Rows from a figure dataset
******************************
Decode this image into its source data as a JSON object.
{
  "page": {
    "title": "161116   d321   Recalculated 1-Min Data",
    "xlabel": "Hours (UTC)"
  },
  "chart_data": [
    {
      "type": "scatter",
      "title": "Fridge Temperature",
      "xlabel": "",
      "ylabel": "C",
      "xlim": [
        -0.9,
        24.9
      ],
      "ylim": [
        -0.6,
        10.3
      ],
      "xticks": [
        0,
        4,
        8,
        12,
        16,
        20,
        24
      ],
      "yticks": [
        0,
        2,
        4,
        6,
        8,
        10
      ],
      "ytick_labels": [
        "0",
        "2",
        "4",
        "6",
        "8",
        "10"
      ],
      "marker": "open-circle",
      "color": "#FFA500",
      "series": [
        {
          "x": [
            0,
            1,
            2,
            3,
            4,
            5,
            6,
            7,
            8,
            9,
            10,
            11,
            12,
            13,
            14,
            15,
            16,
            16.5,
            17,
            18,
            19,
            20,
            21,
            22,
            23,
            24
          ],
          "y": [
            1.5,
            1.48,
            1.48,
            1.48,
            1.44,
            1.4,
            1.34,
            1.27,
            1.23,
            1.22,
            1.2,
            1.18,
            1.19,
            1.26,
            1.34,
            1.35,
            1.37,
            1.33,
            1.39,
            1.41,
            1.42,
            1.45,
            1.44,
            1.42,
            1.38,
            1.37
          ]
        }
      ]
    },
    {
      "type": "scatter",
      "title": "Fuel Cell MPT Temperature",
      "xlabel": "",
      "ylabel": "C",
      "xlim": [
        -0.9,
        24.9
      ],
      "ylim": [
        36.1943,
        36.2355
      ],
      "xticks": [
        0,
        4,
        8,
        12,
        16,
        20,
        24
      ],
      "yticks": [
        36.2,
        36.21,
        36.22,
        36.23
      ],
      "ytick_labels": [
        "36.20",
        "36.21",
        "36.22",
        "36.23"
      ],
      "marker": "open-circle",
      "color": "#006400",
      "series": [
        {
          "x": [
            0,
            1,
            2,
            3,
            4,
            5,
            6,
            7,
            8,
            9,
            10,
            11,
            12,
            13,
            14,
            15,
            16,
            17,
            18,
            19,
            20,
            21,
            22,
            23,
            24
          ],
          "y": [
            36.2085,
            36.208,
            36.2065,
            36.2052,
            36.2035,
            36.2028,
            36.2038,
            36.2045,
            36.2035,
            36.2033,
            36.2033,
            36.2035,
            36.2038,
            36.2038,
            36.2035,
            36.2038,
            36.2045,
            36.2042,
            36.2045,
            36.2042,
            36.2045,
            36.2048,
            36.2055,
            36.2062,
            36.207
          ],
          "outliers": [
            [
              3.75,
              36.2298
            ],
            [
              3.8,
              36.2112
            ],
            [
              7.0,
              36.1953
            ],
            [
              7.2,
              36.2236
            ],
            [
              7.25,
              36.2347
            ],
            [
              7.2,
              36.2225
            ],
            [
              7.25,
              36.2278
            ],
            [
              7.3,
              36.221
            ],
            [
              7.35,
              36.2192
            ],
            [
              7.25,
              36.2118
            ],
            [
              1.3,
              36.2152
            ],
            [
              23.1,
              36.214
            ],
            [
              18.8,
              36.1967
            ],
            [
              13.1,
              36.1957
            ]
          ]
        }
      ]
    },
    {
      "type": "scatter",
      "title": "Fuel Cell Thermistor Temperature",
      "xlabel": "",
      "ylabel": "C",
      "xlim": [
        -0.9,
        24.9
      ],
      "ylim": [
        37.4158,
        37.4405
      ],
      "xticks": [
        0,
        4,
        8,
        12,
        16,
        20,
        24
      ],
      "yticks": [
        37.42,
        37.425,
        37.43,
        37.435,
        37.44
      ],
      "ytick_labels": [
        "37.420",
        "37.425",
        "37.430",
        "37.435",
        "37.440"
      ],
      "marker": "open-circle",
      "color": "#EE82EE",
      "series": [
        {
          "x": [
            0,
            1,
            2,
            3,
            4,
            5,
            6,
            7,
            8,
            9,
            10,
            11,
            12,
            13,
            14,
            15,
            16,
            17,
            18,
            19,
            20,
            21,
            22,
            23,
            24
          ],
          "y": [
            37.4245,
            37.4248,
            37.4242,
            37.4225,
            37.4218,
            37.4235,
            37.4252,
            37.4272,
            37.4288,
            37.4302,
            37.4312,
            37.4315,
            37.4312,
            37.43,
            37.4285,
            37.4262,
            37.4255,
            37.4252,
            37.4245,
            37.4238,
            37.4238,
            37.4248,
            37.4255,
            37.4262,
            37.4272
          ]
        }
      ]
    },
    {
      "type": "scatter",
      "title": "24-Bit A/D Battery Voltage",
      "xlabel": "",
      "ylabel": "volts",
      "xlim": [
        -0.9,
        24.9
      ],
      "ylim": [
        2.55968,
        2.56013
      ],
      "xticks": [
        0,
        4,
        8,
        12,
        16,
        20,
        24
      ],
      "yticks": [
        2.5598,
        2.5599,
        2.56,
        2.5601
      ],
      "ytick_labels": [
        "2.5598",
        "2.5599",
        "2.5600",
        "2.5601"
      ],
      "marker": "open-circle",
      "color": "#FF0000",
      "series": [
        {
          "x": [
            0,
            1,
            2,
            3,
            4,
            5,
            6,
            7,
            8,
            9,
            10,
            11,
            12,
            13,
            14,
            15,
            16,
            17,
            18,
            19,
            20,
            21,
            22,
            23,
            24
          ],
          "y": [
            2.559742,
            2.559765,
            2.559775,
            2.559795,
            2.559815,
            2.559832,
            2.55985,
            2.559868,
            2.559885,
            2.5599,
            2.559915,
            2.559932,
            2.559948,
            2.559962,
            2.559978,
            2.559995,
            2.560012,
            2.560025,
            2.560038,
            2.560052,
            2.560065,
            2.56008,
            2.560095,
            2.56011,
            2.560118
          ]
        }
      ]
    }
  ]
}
******************************
=== Challenge ===
Return every line in the listing that contains the word "color".

=== Complete answer ===
      "color": "#FFA500",
      "color": "#006400",
      "color": "#EE82EE",
      "color": "#FF0000",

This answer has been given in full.